[Recorded data]

[start]

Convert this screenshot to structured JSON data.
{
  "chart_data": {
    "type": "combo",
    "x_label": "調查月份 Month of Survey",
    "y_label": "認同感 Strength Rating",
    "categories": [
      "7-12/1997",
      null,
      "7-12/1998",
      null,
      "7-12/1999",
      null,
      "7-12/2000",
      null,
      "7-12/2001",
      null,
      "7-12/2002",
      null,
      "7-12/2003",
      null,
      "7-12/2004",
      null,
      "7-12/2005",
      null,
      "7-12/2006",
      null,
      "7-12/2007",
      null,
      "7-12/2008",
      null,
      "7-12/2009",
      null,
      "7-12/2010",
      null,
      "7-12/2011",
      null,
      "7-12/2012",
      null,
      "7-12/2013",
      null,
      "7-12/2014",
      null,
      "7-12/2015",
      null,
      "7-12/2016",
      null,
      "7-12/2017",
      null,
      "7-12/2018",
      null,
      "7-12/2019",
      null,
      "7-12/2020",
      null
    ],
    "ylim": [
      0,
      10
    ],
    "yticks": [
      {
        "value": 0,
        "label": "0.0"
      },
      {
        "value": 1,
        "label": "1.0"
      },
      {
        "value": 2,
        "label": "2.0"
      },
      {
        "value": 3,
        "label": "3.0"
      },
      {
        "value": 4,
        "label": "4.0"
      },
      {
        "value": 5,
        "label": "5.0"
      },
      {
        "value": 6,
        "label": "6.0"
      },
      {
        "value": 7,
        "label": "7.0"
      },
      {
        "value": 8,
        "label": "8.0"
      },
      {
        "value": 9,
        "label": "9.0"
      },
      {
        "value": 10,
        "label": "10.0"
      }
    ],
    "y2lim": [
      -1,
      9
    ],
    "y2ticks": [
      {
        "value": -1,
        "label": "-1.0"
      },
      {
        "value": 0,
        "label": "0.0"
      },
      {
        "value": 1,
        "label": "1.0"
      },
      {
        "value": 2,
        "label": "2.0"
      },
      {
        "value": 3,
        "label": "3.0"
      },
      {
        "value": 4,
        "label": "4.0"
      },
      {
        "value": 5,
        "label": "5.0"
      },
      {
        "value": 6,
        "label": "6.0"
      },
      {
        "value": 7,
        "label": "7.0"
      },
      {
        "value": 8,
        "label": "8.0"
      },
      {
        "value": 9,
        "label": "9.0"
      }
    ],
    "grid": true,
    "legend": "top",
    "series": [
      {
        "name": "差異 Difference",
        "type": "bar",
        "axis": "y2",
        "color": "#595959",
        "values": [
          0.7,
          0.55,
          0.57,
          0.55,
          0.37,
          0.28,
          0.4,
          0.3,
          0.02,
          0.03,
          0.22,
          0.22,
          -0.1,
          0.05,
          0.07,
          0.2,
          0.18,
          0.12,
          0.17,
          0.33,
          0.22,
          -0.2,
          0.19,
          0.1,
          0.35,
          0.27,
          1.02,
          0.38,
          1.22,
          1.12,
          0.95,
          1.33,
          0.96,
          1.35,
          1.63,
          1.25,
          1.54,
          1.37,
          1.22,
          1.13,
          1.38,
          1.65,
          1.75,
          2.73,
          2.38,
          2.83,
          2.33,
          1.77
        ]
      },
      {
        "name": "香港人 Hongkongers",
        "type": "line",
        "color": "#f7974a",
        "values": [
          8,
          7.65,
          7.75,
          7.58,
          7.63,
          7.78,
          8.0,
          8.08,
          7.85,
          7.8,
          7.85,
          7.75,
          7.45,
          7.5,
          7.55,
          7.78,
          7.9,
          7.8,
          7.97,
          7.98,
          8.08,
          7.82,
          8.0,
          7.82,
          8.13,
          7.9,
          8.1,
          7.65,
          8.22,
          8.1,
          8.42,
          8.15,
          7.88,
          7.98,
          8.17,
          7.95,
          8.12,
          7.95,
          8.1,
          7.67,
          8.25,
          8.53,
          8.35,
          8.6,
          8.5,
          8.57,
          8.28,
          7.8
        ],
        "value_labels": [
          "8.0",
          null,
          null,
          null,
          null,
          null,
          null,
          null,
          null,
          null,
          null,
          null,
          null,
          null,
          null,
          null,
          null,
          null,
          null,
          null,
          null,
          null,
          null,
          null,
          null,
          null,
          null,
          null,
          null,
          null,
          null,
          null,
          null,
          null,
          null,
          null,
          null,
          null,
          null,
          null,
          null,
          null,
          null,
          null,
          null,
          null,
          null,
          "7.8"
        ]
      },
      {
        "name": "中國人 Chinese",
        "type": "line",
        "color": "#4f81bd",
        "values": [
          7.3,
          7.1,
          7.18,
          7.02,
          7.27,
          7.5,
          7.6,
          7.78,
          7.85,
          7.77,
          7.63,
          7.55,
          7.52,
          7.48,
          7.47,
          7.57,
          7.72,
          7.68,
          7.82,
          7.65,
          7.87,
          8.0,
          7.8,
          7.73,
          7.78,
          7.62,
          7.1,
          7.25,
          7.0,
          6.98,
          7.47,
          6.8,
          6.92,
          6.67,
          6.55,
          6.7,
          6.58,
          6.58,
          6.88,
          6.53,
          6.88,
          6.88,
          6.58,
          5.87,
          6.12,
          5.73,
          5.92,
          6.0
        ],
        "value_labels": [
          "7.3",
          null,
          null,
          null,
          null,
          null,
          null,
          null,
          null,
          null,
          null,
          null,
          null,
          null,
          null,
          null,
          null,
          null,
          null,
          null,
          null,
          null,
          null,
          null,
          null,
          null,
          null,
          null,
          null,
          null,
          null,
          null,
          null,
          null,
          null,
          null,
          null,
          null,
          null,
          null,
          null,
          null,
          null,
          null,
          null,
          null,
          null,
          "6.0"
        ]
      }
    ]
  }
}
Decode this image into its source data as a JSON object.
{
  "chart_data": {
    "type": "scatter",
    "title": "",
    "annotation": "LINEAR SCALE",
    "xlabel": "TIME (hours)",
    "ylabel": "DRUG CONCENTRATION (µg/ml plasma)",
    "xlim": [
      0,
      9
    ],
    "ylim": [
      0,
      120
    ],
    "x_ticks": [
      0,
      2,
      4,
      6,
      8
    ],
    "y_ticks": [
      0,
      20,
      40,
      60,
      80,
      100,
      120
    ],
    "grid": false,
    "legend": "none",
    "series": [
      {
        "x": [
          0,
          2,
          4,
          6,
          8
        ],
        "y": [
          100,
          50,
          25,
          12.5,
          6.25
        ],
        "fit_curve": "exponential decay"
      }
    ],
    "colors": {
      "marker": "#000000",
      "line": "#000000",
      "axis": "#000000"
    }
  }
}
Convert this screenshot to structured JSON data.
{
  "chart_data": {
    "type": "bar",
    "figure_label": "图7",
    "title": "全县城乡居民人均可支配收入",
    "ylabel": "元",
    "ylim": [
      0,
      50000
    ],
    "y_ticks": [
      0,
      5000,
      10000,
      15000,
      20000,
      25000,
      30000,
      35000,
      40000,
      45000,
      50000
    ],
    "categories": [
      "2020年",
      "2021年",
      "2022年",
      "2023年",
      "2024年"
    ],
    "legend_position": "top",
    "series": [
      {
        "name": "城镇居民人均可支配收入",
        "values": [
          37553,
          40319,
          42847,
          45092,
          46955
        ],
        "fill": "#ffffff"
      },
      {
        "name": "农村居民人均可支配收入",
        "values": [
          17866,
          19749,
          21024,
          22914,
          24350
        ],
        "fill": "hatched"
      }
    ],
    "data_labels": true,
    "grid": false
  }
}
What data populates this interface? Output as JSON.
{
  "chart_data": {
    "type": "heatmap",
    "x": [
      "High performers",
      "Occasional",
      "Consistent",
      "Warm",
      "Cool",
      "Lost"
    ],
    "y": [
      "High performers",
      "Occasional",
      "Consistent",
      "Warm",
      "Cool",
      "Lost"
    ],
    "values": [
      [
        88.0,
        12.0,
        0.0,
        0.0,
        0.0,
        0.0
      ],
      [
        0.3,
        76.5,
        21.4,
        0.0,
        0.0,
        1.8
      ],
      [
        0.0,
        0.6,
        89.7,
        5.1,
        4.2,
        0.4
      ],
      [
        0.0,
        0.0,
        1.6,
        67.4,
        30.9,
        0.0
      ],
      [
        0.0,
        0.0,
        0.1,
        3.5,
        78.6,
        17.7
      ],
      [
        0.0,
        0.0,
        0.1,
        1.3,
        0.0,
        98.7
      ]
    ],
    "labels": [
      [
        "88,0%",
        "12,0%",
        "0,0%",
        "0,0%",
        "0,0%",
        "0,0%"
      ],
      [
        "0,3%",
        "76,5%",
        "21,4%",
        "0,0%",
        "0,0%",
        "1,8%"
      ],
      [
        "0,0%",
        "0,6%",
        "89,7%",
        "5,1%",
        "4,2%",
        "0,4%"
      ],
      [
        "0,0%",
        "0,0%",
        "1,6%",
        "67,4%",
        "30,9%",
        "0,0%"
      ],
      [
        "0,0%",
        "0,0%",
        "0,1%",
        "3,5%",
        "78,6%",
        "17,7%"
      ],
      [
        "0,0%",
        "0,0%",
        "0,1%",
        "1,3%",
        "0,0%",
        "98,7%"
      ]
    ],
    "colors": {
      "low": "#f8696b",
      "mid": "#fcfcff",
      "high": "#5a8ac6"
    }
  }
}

[end]

SET PROBLEM :: Give back the lines of the listing from the one with "What data populates" through the end, both included, exactly as written and with nothing added.

ANSWER TO THIS EXERCISE ::
What data populates this interface? Output as JSON.
{
  "chart_data": {
    "type": "heatmap",
    "x": [
      "High performers",
      "Occasional",
      "Consistent",
      "Warm",
      "Cool",
      "Lost"
    ],
    "y": [
      "High performers",
      "Occasional",
      "Consistent",
      "Warm",
      "Cool",
      "Lost"
    ],
    "values": [
      [
        88.0,
        12.0,
        0.0,
        0.0,
        0.0,
        0.0
      ],
      [
        0.3,
        76.5,
        21.4,
        0.0,
        0.0,
        1.8
      ],
      [
        0.0,
        0.6,
        89.7,
        5.1,
        4.2,
        0.4
      ],
      [
        0.0,
        0.0,
        1.6,
        67.4,
        30.9,
        0.0
      ],
      [
        0.0,
        0.0,
        0.1,
        3.5,
        78.6,
        17.7
      ],
      [
        0.0,
        0.0,
        0.1,
        1.3,
        0.0,
        98.7
      ]
    ],
    "labels": [
      [
        "88,0%",
        "12,0%",
        "0,0%",
        "0,0%",
        "0,0%",
        "0,0%"
      ],
      [
        "0,3%",
        "76,5%",
        "21,4%",
        "0,0%",
        "0,0%",
        "1,8%"
      ],
      [
        "0,0%",
        "0,6%",
        "89,7%",
        "5,1%",
        "4,2%",
        "0,4%"
      ],
      [
        "0,0%",
        "0,0%",
        "1,6%",
        "67,4%",
        "30,9%",
        "0,0%"
      ],
      [
        "0,0%",
        "0,0%",
        "0,1%",
        "3,5%",
        "78,6%",
        "17,7%"
      ],
      [
        "0,0%",
        "0,0%",
        "0,1%",
        "1,3%",
        "0,0%",
        "98,7%"
      ]
    ],
    "colors": {
      "low": "#f8696b",
      "mid": "#fcfcff",
      "high": "#5a8ac6"
    }
  }
}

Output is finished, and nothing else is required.